Directive:
Set the listing down unchanged, minus every embedded image.

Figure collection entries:
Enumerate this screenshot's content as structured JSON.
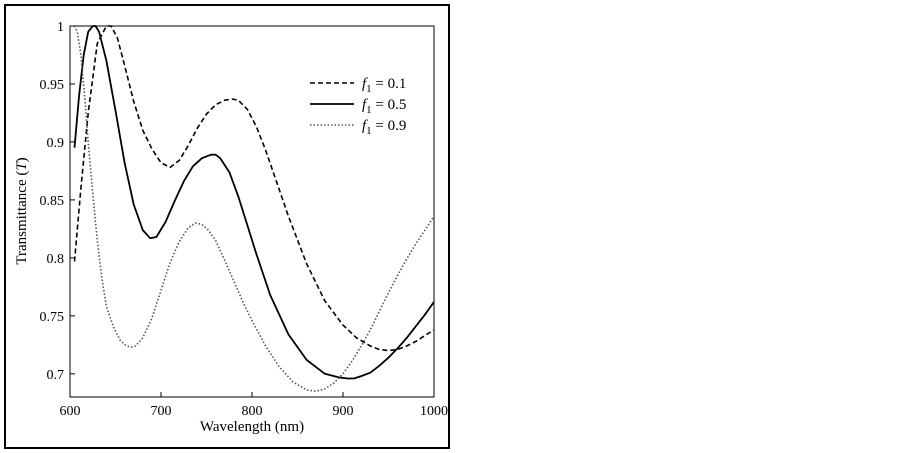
{
  "chart_data": {
    "type": "line",
    "title": "",
    "xlabel": "Wavelength (nm)",
    "ylabel": "Transmittance (T)",
    "ylabel_parts": {
      "prefix": "Transmittance (",
      "symbol": "T",
      "suffix": ")"
    },
    "xlim": [
      600,
      1000
    ],
    "ylim": [
      0.68,
      1.0
    ],
    "xticks": [
      600,
      700,
      800,
      900,
      1000
    ],
    "yticks": [
      0.7,
      0.75,
      0.8,
      0.85,
      0.9,
      0.95,
      1
    ],
    "ytick_labels": [
      "0.7",
      "0.75",
      "0.8",
      "0.85",
      "0.9",
      "0.95",
      "1"
    ],
    "grid": false,
    "legend_position": "top-right",
    "series": [
      {
        "name": "f1 = 0.1",
        "label_symbol": "f",
        "label_subscript": "1",
        "label_value": "= 0.1",
        "style": "dashed",
        "color": "#000000",
        "x": [
          605,
          612,
          620,
          630,
          640,
          645,
          652,
          660,
          670,
          680,
          690,
          700,
          710,
          720,
          730,
          740,
          750,
          760,
          770,
          778,
          785,
          795,
          805,
          815,
          825,
          840,
          860,
          880,
          900,
          915,
          930,
          940,
          950,
          960,
          970,
          980,
          990,
          1000
        ],
        "y": [
          0.797,
          0.86,
          0.925,
          0.985,
          1.0,
          1.0,
          0.99,
          0.966,
          0.935,
          0.91,
          0.894,
          0.882,
          0.878,
          0.884,
          0.897,
          0.912,
          0.924,
          0.932,
          0.936,
          0.937,
          0.936,
          0.928,
          0.913,
          0.893,
          0.87,
          0.836,
          0.795,
          0.763,
          0.742,
          0.731,
          0.724,
          0.721,
          0.72,
          0.721,
          0.724,
          0.728,
          0.733,
          0.738
        ]
      },
      {
        "name": "f1 = 0.5",
        "label_symbol": "f",
        "label_subscript": "1",
        "label_value": "= 0.5",
        "style": "solid",
        "color": "#000000",
        "x": [
          605,
          610,
          615,
          620,
          625,
          628,
          632,
          640,
          650,
          660,
          670,
          680,
          688,
          695,
          705,
          715,
          725,
          735,
          745,
          755,
          760,
          765,
          775,
          785,
          795,
          805,
          820,
          840,
          860,
          880,
          895,
          905,
          912,
          920,
          930,
          940,
          950,
          960,
          970,
          980,
          990,
          1000
        ],
        "y": [
          0.895,
          0.94,
          0.975,
          0.995,
          1.0,
          1.0,
          0.995,
          0.97,
          0.927,
          0.882,
          0.846,
          0.824,
          0.817,
          0.818,
          0.831,
          0.849,
          0.866,
          0.879,
          0.886,
          0.889,
          0.889,
          0.886,
          0.874,
          0.853,
          0.828,
          0.803,
          0.768,
          0.734,
          0.712,
          0.7,
          0.697,
          0.696,
          0.696,
          0.698,
          0.701,
          0.707,
          0.714,
          0.722,
          0.731,
          0.741,
          0.751,
          0.762
        ]
      },
      {
        "name": "f1 = 0.9",
        "label_symbol": "f",
        "label_subscript": "1",
        "label_value": "= 0.9",
        "style": "dotted",
        "color": "#555555",
        "x": [
          605,
          608,
          612,
          616,
          620,
          625,
          630,
          635,
          640,
          648,
          655,
          662,
          668,
          672,
          680,
          690,
          700,
          710,
          720,
          730,
          738,
          745,
          752,
          760,
          770,
          780,
          790,
          800,
          815,
          830,
          845,
          860,
          870,
          880,
          890,
          900,
          910,
          920,
          930,
          940,
          950,
          960,
          970,
          980,
          990,
          1000
        ],
        "y": [
          1.0,
          0.995,
          0.975,
          0.94,
          0.9,
          0.855,
          0.815,
          0.783,
          0.758,
          0.74,
          0.729,
          0.724,
          0.723,
          0.724,
          0.731,
          0.748,
          0.772,
          0.796,
          0.814,
          0.826,
          0.83,
          0.829,
          0.824,
          0.815,
          0.798,
          0.78,
          0.762,
          0.746,
          0.724,
          0.706,
          0.693,
          0.686,
          0.685,
          0.687,
          0.692,
          0.7,
          0.711,
          0.724,
          0.738,
          0.754,
          0.77,
          0.785,
          0.799,
          0.812,
          0.824,
          0.836
        ]
      }
    ]
  }
}
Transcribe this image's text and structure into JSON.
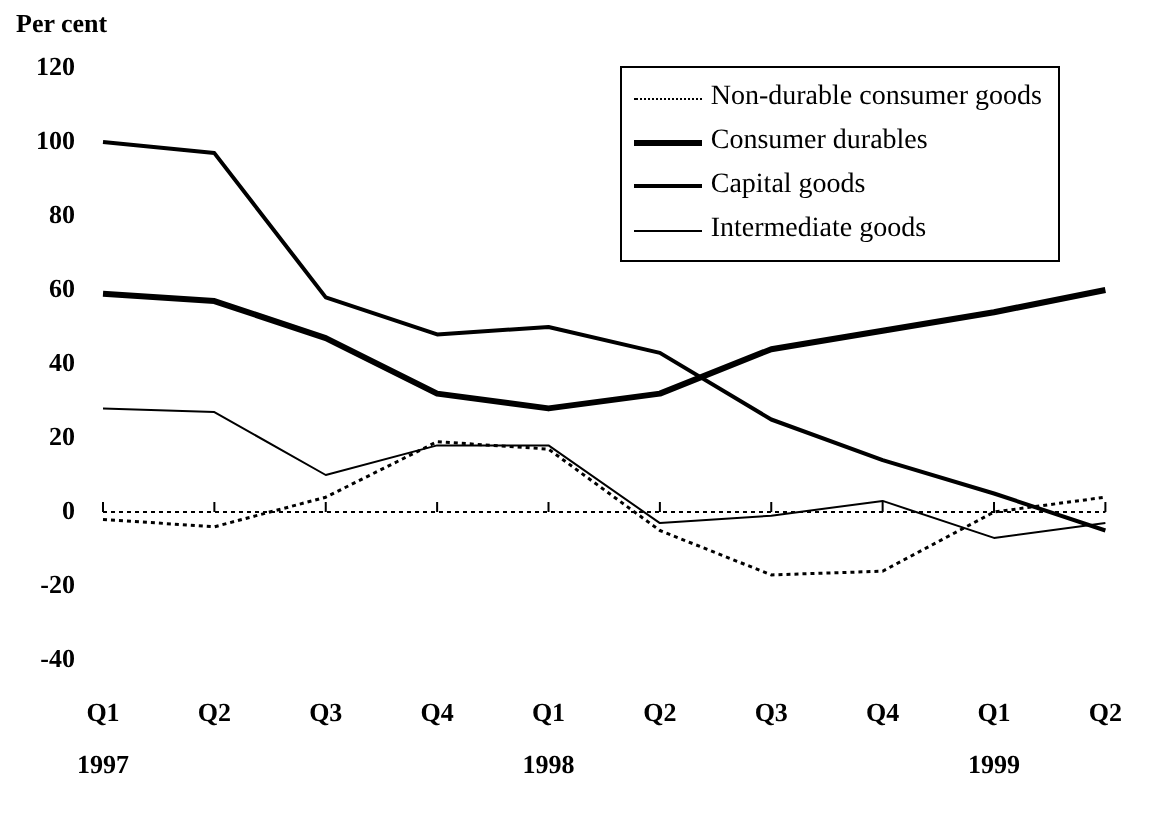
{
  "chart_data": {
    "type": "line",
    "ylabel": "Per cent",
    "categories": [
      "Q1\n1997",
      "Q2",
      "Q3",
      "Q4",
      "Q1\n1998",
      "Q2",
      "Q3",
      "Q4",
      "Q1\n1999",
      "Q2"
    ],
    "series": [
      {
        "name": "Non-durable consumer goods",
        "color": "#000000",
        "line_style": "dotted",
        "values": [
          -2,
          -4,
          4,
          19,
          17,
          -5,
          -17,
          -16,
          0,
          4
        ]
      },
      {
        "name": "Consumer durables",
        "color": "#000000",
        "values": [
          59,
          57,
          47,
          32,
          28,
          32,
          44,
          49,
          54,
          60
        ]
      },
      {
        "name": "Capital goods",
        "color": "#000000",
        "values": [
          100,
          97,
          58,
          48,
          50,
          43,
          25,
          14,
          5,
          -5
        ]
      },
      {
        "name": "Intermediate goods",
        "color": "#000000",
        "values": [
          28,
          27,
          10,
          18,
          18,
          -3,
          -1,
          3,
          -7,
          -3
        ]
      }
    ],
    "ylim": [
      -40,
      120
    ],
    "yticks": [
      -40,
      -20,
      0,
      20,
      40,
      60,
      80,
      100,
      120
    ],
    "ref_lines": [
      {
        "axis": "y",
        "value": 0,
        "line_style": "dotted",
        "color": "#000000"
      }
    ],
    "grid": false,
    "legend": "top right",
    "marker": "none"
  }
}
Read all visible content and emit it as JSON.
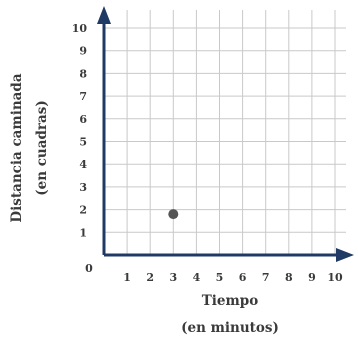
{
  "chart_data": {
    "type": "scatter",
    "title": "",
    "xlabel_lines": [
      "Tiempo",
      "(en minutos)"
    ],
    "ylabel_lines": [
      "Distancia caminada",
      "(en cuadras)"
    ],
    "origin_label": "0",
    "x_ticks": [
      "1",
      "2",
      "3",
      "4",
      "5",
      "6",
      "7",
      "8",
      "9",
      "10"
    ],
    "y_ticks": [
      "1",
      "2",
      "3",
      "4",
      "5",
      "6",
      "7",
      "8",
      "9",
      "10"
    ],
    "xlim": [
      0,
      10
    ],
    "ylim": [
      0,
      10
    ],
    "grid": true,
    "points": [
      {
        "x": 3,
        "y": 1.8
      }
    ],
    "colors": {
      "axis": "#1f3a64",
      "grid": "#c9c9c9",
      "point": "#555555",
      "text": "#3a3a3a"
    }
  }
}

Solution to this exercise:
Enumerate this screenshot's content as structured JSON.
{
  "chart_data": {
    "type": "line",
    "title": "",
    "xlabel": "Wavelength (nm)",
    "ylabel": "Transmittance (T)",
    "ylabel_parts": {
      "prefix": "Transmittance (",
      "symbol": "T",
      "suffix": ")"
    },
    "xlim": [
      600,
      1000
    ],
    "ylim": [
      0.68,
      1.0
    ],
    "xticks": [
      600,
      700,
      800,
      900,
      1000
    ],
    "yticks": [
      0.7,
      0.75,
      0.8,
      0.85,
      0.9,
      0.95,
      1
    ],
    "ytick_labels": [
      "0.7",
      "0.75",
      "0.8",
      "0.85",
      "0.9",
      "0.95",
      "1"
    ],
    "grid": false,
    "legend_position": "top-right",
    "series": [
      {
        "name": "f1 = 0.1",
        "label_symbol": "f",
        "label_subscript": "1",
        "label_value": "= 0.1",
        "style": "dashed",
        "color": "#000000",
        "x": [
          605,
          612,
          620,
          630,
          640,
          645,
          652,
          660,
          670,
          680,
          690,
          700,
          710,
          720,
          730,
          740,
          750,
          760,
          770,
          778,
          785,
          795,
          805,
          815,
          825,
          840,
          860,
          880,
          900,
          915,
          930,
          940,
          950,
          960,
          970,
          980,
          990,
          1000
        ],
        "y": [
          0.797,
          0.86,
          0.925,
          0.985,
          1.0,
          1.0,
          0.99,
          0.966,
          0.935,
          0.91,
          0.894,
          0.882,
          0.878,
          0.884,
          0.897,
          0.912,
          0.924,
          0.932,
          0.936,
          0.937,
          0.936,
          0.928,
          0.913,
          0.893,
          0.87,
          0.836,
          0.795,
          0.763,
          0.742,
          0.731,
          0.724,
          0.721,
          0.72,
          0.721,
          0.724,
          0.728,
          0.733,
          0.738
        ]
      },
      {
        "name": "f1 = 0.5",
        "label_symbol": "f",
        "label_subscript": "1",
        "label_value": "= 0.5",
        "style": "solid",
        "color": "#000000",
        "x": [
          605,
          610,
          615,
          620,
          625,
          628,
          632,
          640,
          650,
          660,
          670,
          680,
          688,
          695,
          705,
          715,
          725,
          735,
          745,
          755,
          760,
          765,
          775,
          785,
          795,
          805,
          820,
          840,
          860,
          880,
          895,
          905,
          912,
          920,
          930,
          940,
          950,
          960,
          970,
          980,
          990,
          1000
        ],
        "y": [
          0.895,
          0.94,
          0.975,
          0.995,
          1.0,
          1.0,
          0.995,
          0.97,
          0.927,
          0.882,
          0.846,
          0.824,
          0.817,
          0.818,
          0.831,
          0.849,
          0.866,
          0.879,
          0.886,
          0.889,
          0.889,
          0.886,
          0.874,
          0.853,
          0.828,
          0.803,
          0.768,
          0.734,
          0.712,
          0.7,
          0.697,
          0.696,
          0.696,
          0.698,
          0.701,
          0.707,
          0.714,
          0.722,
          0.731,
          0.741,
          0.751,
          0.762
        ]
      },
      {
        "name": "f1 = 0.9",
        "label_symbol": "f",
        "label_subscript": "1",
        "label_value": "= 0.9",
        "style": "dotted",
        "color": "#555555",
        "x": [
          605,
          608,
          612,
          616,
          620,
          625,
          630,
          635,
          640,
          648,
          655,
          662,
          668,
          672,
          680,
          690,
          700,
          710,
          720,
          730,
          738,
          745,
          752,
          760,
          770,
          780,
          790,
          800,
          815,
          830,
          845,
          860,
          870,
          880,
          890,
          900,
          910,
          920,
          930,
          940,
          950,
          960,
          970,
          980,
          990,
          1000
        ],
        "y": [
          1.0,
          0.995,
          0.975,
          0.94,
          0.9,
          0.855,
          0.815,
          0.783,
          0.758,
          0.74,
          0.729,
          0.724,
          0.723,
          0.724,
          0.731,
          0.748,
          0.772,
          0.796,
          0.814,
          0.826,
          0.83,
          0.829,
          0.824,
          0.815,
          0.798,
          0.78,
          0.762,
          0.746,
          0.724,
          0.706,
          0.693,
          0.686,
          0.685,
          0.687,
          0.692,
          0.7,
          0.711,
          0.724,
          0.738,
          0.754,
          0.77,
          0.785,
          0.799,
          0.812,
          0.824,
          0.836
        ]
      }
    ]
  }
}
Transcribe this image's text and structure into JSON.
{
  "chart_data": {
    "type": "line",
    "ylabel": "Per cent",
    "categories": [
      "Q1\n1997",
      "Q2",
      "Q3",
      "Q4",
      "Q1\n1998",
      "Q2",
      "Q3",
      "Q4",
      "Q1\n1999",
      "Q2"
    ],
    "series": [
      {
        "name": "Non-durable consumer goods",
        "color": "#000000",
        "line_style": "dotted",
        "values": [
          -2,
          -4,
          4,
          19,
          17,
          -5,
          -17,
          -16,
          0,
          4
        ]
      },
      {
        "name": "Consumer durables",
        "color": "#000000",
        "values": [
          59,
          57,
          47,
          32,
          28,
          32,
          44,
          49,
          54,
          60
        ]
      },
      {
        "name": "Capital goods",
        "color": "#000000",
        "values": [
          100,
          97,
          58,
          48,
          50,
          43,
          25,
          14,
          5,
          -5
        ]
      },
      {
        "name": "Intermediate goods",
        "color": "#000000",
        "values": [
          28,
          27,
          10,
          18,
          18,
          -3,
          -1,
          3,
          -7,
          -3
        ]
      }
    ],
    "ylim": [
      -40,
      120
    ],
    "yticks": [
      -40,
      -20,
      0,
      20,
      40,
      60,
      80,
      100,
      120
    ],
    "ref_lines": [
      {
        "axis": "y",
        "value": 0,
        "line_style": "dotted",
        "color": "#000000"
      }
    ],
    "grid": false,
    "legend": "top right",
    "marker": "none"
  }
}
Read all visible content and emit it as JSON.
{
  "chart_data": {
    "type": "scatter",
    "title": "",
    "xlabel_lines": [
      "Tiempo",
      "(en minutos)"
    ],
    "ylabel_lines": [
      "Distancia caminada",
      "(en cuadras)"
    ],
    "origin_label": "0",
    "x_ticks": [
      "1",
      "2",
      "3",
      "4",
      "5",
      "6",
      "7",
      "8",
      "9",
      "10"
    ],
    "y_ticks": [
      "1",
      "2",
      "3",
      "4",
      "5",
      "6",
      "7",
      "8",
      "9",
      "10"
    ],
    "xlim": [
      0,
      10
    ],
    "ylim": [
      0,
      10
    ],
    "grid": true,
    "points": [
      {
        "x": 3,
        "y": 1.8
      }
    ],
    "colors": {
      "axis": "#1f3a64",
      "grid": "#c9c9c9",
      "point": "#555555",
      "text": "#3a3a3a"
    }
  }
}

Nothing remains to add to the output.